• _SHORT TASK_: Your task is to transcribe the records exactly, skipping every image.

┄┄┄┄┄┄

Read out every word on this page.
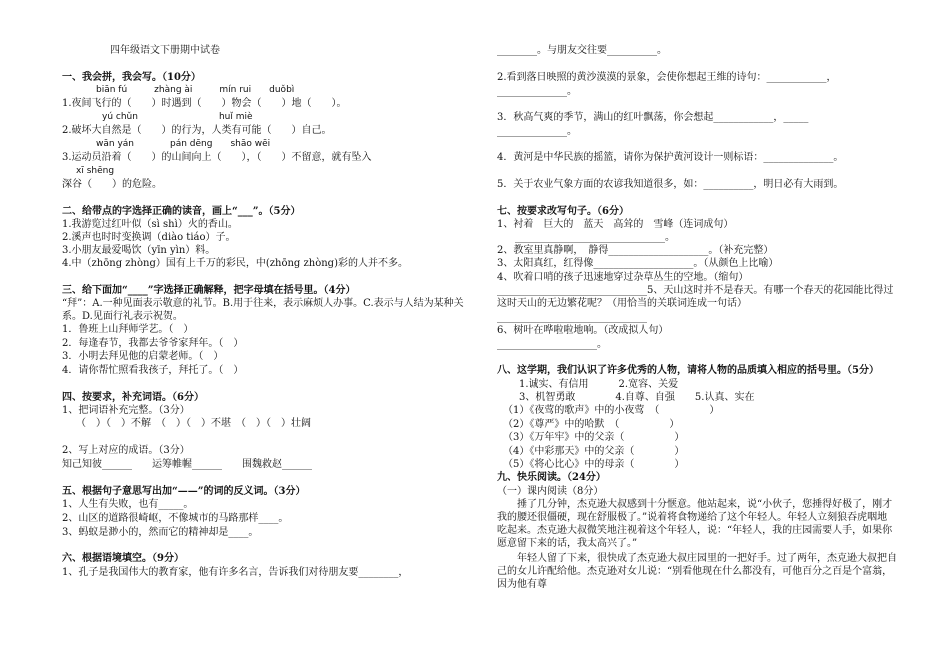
四年级语文下册期中试卷
一、我会拼，我会写。（10分）
biān fú　　　zhàng ài　　　mín rui　　duǒbì
1.夜间飞行的（　　）时遇到（　　）物会（　　）地（　　）。
yú chǔn　　　　　　　　　huǐ miè
2.破坏大自然是（　　）的行为，人类有可能（　　）自己。
wān yán　　　　pán dēng　　shāo wēi
3.运动员沿着（　　）的山间向上（　　），（　　）不留意，就有坠入
xī shēng
深谷（　　）的危险。
二、给带点的字选择正确的读音，画上“___”。（5分）
1.我游览过红叶似（sì shì）火的香山。
2.溪声也时时变换调（diào tiáo）子。
3.小朋友最爱喝饮（yīn yìn）料。
4.中（zhōng zhòng）国有上千万的彩民，中(zhōng zhòng)彩的人并不多。
三、给下面加“____”字选择正确解释，把字母填在括号里。（4分）
“拜”：A.一种见面表示敬意的礼节。B.用于往来，表示麻烦人办事。C.表示与人结为某种关
系。D.见面行礼表示祝贺。
1．鲁班上山拜师学艺。（　）
2．每逢春节，我都去爷爷家拜年。（　）
3．小明去拜见他的启蒙老师。（　）
4．请你帮忙照看我孩子，拜托了。（　）
四、按要求，补充词语。（6分）
1、把词语补充完整。（3分）
（　）（　）不解　（　）（　）不堪　（　）（　）壮阔
2、写上对应的成语。（3分）
知己知彼______　　运筹帷幄______　　围魏救赵______
五、根据句子意思写出加“——”的词的反义词。（3分）
1、人生有失败，也有_____。
2、山区的道路很崎岖，不像城市的马路那样____。
3、蚂蚁是渺小的，然而它的精神却是____。
六、根据语境填空。（9分）
1、孔子是我国伟大的教育家，他有许多名言，告诉我们对待朋友要________，
________。与朋友交往要__________。
2.看到落日映照的黄沙漠漠的景象，会使你想起王维的诗句：____________，
______________。
3．秋高气爽的季节，满山的红叶飘荡，你会想起____________，_____
______________。
4．黄河是中华民族的摇篮，请你为保护黄河设计一则标语：______________。
5．关于农业气象方面的农谚我知道很多，如：__________，明日必有大雨到。
七、按要求改写句子。（6分）
1、衬着　巨大的　蓝天　高耸的　雪峰（连词成句）
______________________________。
2、教室里真静啊，　静得____________________。（补充完整）
3、太阳真红，红得像____________________。（从颜色上比喻）
4、吹着口哨的孩子迅速地穿过杂草丛生的空地。（缩句）
______________________________5、天山这时并不是春天。有哪一个春天的花园能比得过这时天山的无边繁花呢？（用恰当的关联词连成一句话）
______________________________
6、树叶在哗啦啦地响。（改成拟人句）
____________________。
八、这学期，我们认识了许多优秀的人物，请将人物的品质填入相应的括号里。（5分）
1.诚实、有信用　　　2.宽容、关爱
3、机智勇敢　　　　4.自尊、自强　　5.认真、实在
（1）《夜莺的歌声》中的小夜莺　（　　　　　）
（2）《尊严》中的哈默　（　　　　　）
（3）《万年牢》中的父亲（　　　　　）
（4）《中彩那天》中的父亲（　　　　）
（5）《将心比心》中的母亲（　　　　）
九、快乐阅读。（24分）
（一）课内阅读（8分）
　　捶了几分钟，杰克逊大叔感到十分惬意。他站起来，说“小伙子，您捶得好极了，刚才我的腰还很僵硬，现在舒服极了。”说着将食物递给了这个年轻人。年轻人立刻狼吞虎咽地吃起来。杰克逊大叔微笑地注视着这个年轻人，说：“年轻人，我的庄园需要人手，如果你愿意留下来的话，我太高兴了。”
　　年轻人留了下来，很快成了杰克逊大叔庄园里的一把好手。过了两年，杰克逊大叔把自己的女儿许配给他。杰克逊对女儿说：“别看他现在什么都没有，可他百分之百是个富翁，因为他有尊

┄┄┄┄┄┄

• _EXERCISE RESPONSE_:
Read out every word on this page.
四年级语文下册期中试卷
一、我会拼，我会写。（10分）
biān fú　　　zhàng ài　　　mín rui　　duǒbì
1.夜间飞行的（　　）时遇到（　　）物会（　　）地（　　）。
yú chǔn　　　　　　　　　huǐ miè
2.破坏大自然是（　　）的行为，人类有可能（　　）自己。
wān yán　　　　pán dēng　　shāo wēi
3.运动员沿着（　　）的山间向上（　　），（　　）不留意，就有坠入
xī shēng
深谷（　　）的危险。
二、给带点的字选择正确的读音，画上“___”。（5分）
1.我游览过红叶似（sì shì）火的香山。
2.溪声也时时变换调（diào tiáo）子。
3.小朋友最爱喝饮（yīn yìn）料。
4.中（zhōng zhòng）国有上千万的彩民，中(zhōng zhòng)彩的人并不多。
三、给下面加“____”字选择正确解释，把字母填在括号里。（4分）
“拜”：A.一种见面表示敬意的礼节。B.用于往来，表示麻烦人办事。C.表示与人结为某种关
系。D.见面行礼表示祝贺。
1．鲁班上山拜师学艺。（　）
2．每逢春节，我都去爷爷家拜年。（　）
3．小明去拜见他的启蒙老师。（　）
4．请你帮忙照看我孩子，拜托了。（　）
四、按要求，补充词语。（6分）
1、把词语补充完整。（3分）
（　）（　）不解　（　）（　）不堪　（　）（　）壮阔
2、写上对应的成语。（3分）
知己知彼______　　运筹帷幄______　　围魏救赵______
五、根据句子意思写出加“——”的词的反义词。（3分）
1、人生有失败，也有_____。
2、山区的道路很崎岖，不像城市的马路那样____。
3、蚂蚁是渺小的，然而它的精神却是____。
六、根据语境填空。（9分）
1、孔子是我国伟大的教育家，他有许多名言，告诉我们对待朋友要________，
________。与朋友交往要__________。
2.看到落日映照的黄沙漠漠的景象，会使你想起王维的诗句：____________，
______________。
3．秋高气爽的季节，满山的红叶飘荡，你会想起____________，_____
______________。
4．黄河是中华民族的摇篮，请你为保护黄河设计一则标语：______________。
5．关于农业气象方面的农谚我知道很多，如：__________，明日必有大雨到。
七、按要求改写句子。（6分）
1、衬着　巨大的　蓝天　高耸的　雪峰（连词成句）
______________________________。
2、教室里真静啊，　静得____________________。（补充完整）
3、太阳真红，红得像____________________。（从颜色上比喻）
4、吹着口哨的孩子迅速地穿过杂草丛生的空地。（缩句）
______________________________5、天山这时并不是春天。有哪一个春天的花园能比得过这时天山的无边繁花呢？（用恰当的关联词连成一句话）
______________________________
6、树叶在哗啦啦地响。（改成拟人句）
____________________。
八、这学期，我们认识了许多优秀的人物，请将人物的品质填入相应的括号里。（5分）
1.诚实、有信用　　　2.宽容、关爱
3、机智勇敢　　　　4.自尊、自强　　5.认真、实在
（1）《夜莺的歌声》中的小夜莺　（　　　　　）
（2）《尊严》中的哈默　（　　　　　）
（3）《万年牢》中的父亲（　　　　　）
（4）《中彩那天》中的父亲（　　　　）
（5）《将心比心》中的母亲（　　　　）
九、快乐阅读。（24分）
（一）课内阅读（8分）
　　捶了几分钟，杰克逊大叔感到十分惬意。他站起来，说“小伙子，您捶得好极了，刚才我的腰还很僵硬，现在舒服极了。”说着将食物递给了这个年轻人。年轻人立刻狼吞虎咽地吃起来。杰克逊大叔微笑地注视着这个年轻人，说：“年轻人，我的庄园需要人手，如果你愿意留下来的话，我太高兴了。”
　　年轻人留了下来，很快成了杰克逊大叔庄园里的一把好手。过了两年，杰克逊大叔把自己的女儿许配给他。杰克逊对女儿说：“别看他现在什么都没有，可他百分之百是个富翁，因为他有尊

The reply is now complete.